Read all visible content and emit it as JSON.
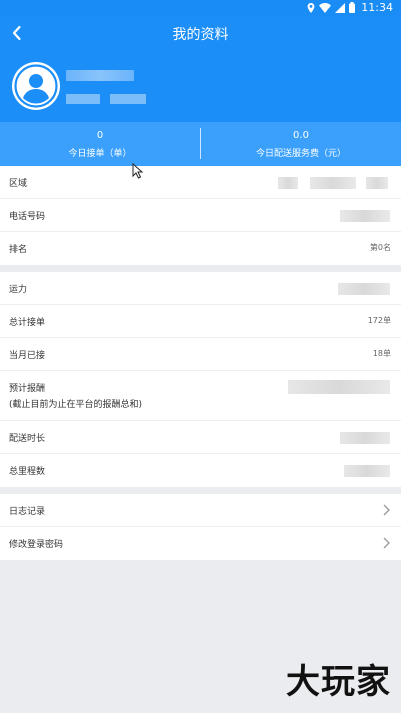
{
  "status_bar": {
    "time": "11:34"
  },
  "header": {
    "title": "我的资料"
  },
  "stats": {
    "orders_today": {
      "value": "0",
      "label": "今日接单（单）"
    },
    "fee_today": {
      "value": "0.0",
      "label": "今日配送服务费（元）"
    }
  },
  "profile_rows_1": [
    {
      "label": "区域"
    },
    {
      "label": "电话号码"
    },
    {
      "label": "排名",
      "value": "第0名"
    }
  ],
  "profile_rows_2": [
    {
      "label": "运力"
    },
    {
      "label": "总计接单",
      "value": "172单"
    },
    {
      "label": "当月已接",
      "value": "18单"
    },
    {
      "label": "预计报酬\n(截止目前为止在平台的报酬总和)"
    },
    {
      "label": "配送时长"
    },
    {
      "label": "总里程数"
    }
  ],
  "menu_rows": [
    {
      "label": "日志记录"
    },
    {
      "label": "修改登录密码"
    }
  ],
  "watermark": {
    "text": "大玩家"
  },
  "colors": {
    "primary": "#1b8ef8",
    "stats_bar": "#3aa0fb",
    "background": "#ebecef"
  },
  "icons": [
    "back-arrow-icon",
    "avatar-person-icon",
    "chevron-right-icon",
    "location-icon",
    "wifi-icon",
    "signal-icon",
    "battery-icon",
    "mouse-cursor-icon"
  ]
}
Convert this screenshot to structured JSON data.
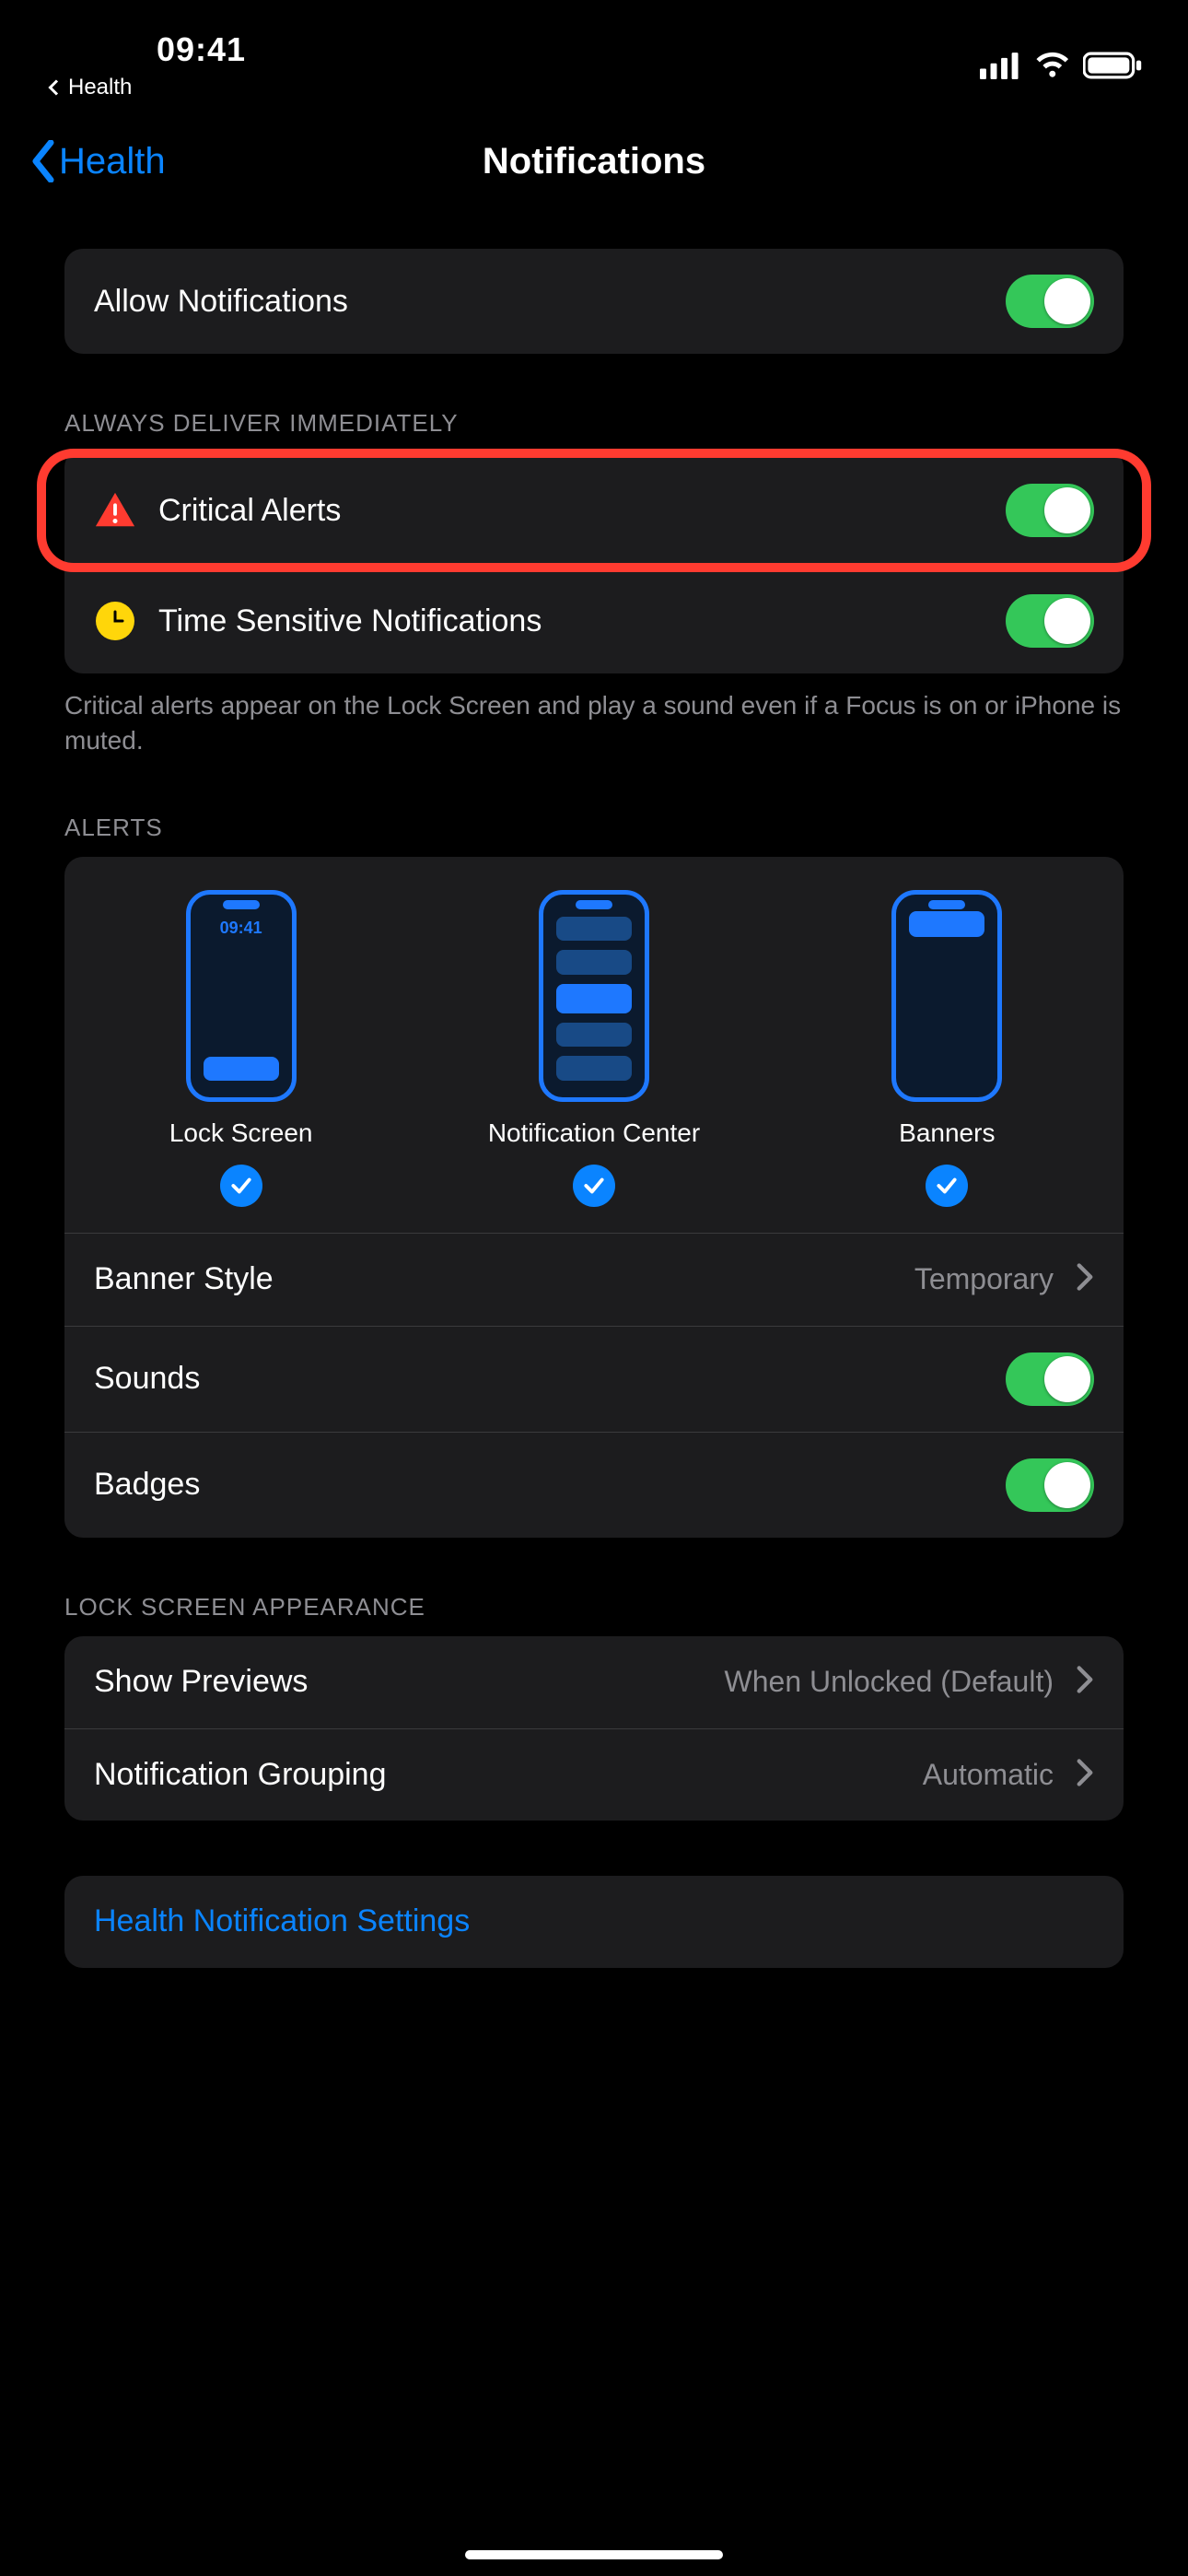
{
  "statusbar": {
    "time": "09:41",
    "back_app": "Health"
  },
  "nav": {
    "back_label": "Health",
    "title": "Notifications"
  },
  "allow": {
    "label": "Allow Notifications",
    "on": true
  },
  "deliver": {
    "header": "ALWAYS DELIVER IMMEDIATELY",
    "critical": {
      "label": "Critical Alerts",
      "on": true
    },
    "time_sensitive": {
      "label": "Time Sensitive Notifications",
      "on": true
    },
    "footer": "Critical alerts appear on the Lock Screen and play a sound even if a Focus is on or iPhone is muted."
  },
  "alerts": {
    "header": "ALERTS",
    "preview_time": "09:41",
    "lock_label": "Lock Screen",
    "center_label": "Notification Center",
    "banner_label": "Banners",
    "banner_style": {
      "label": "Banner Style",
      "value": "Temporary"
    },
    "sounds": {
      "label": "Sounds",
      "on": true
    },
    "badges": {
      "label": "Badges",
      "on": true
    }
  },
  "ls_appearance": {
    "header": "LOCK SCREEN APPEARANCE",
    "previews": {
      "label": "Show Previews",
      "value": "When Unlocked (Default)"
    },
    "grouping": {
      "label": "Notification Grouping",
      "value": "Automatic"
    }
  },
  "health_link": {
    "label": "Health Notification Settings"
  }
}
= = = =
EXERCISE REQUIREMENTS -> Which lines hold the word "header"? Copy every one of them.

CORRECT OUTPUT ->
  "header": {
    "header": "ALWAYS DELIVER IMMEDIATELY",
    "header": "ALERTS",
    "header": "LOCK SCREEN APPEARANCE",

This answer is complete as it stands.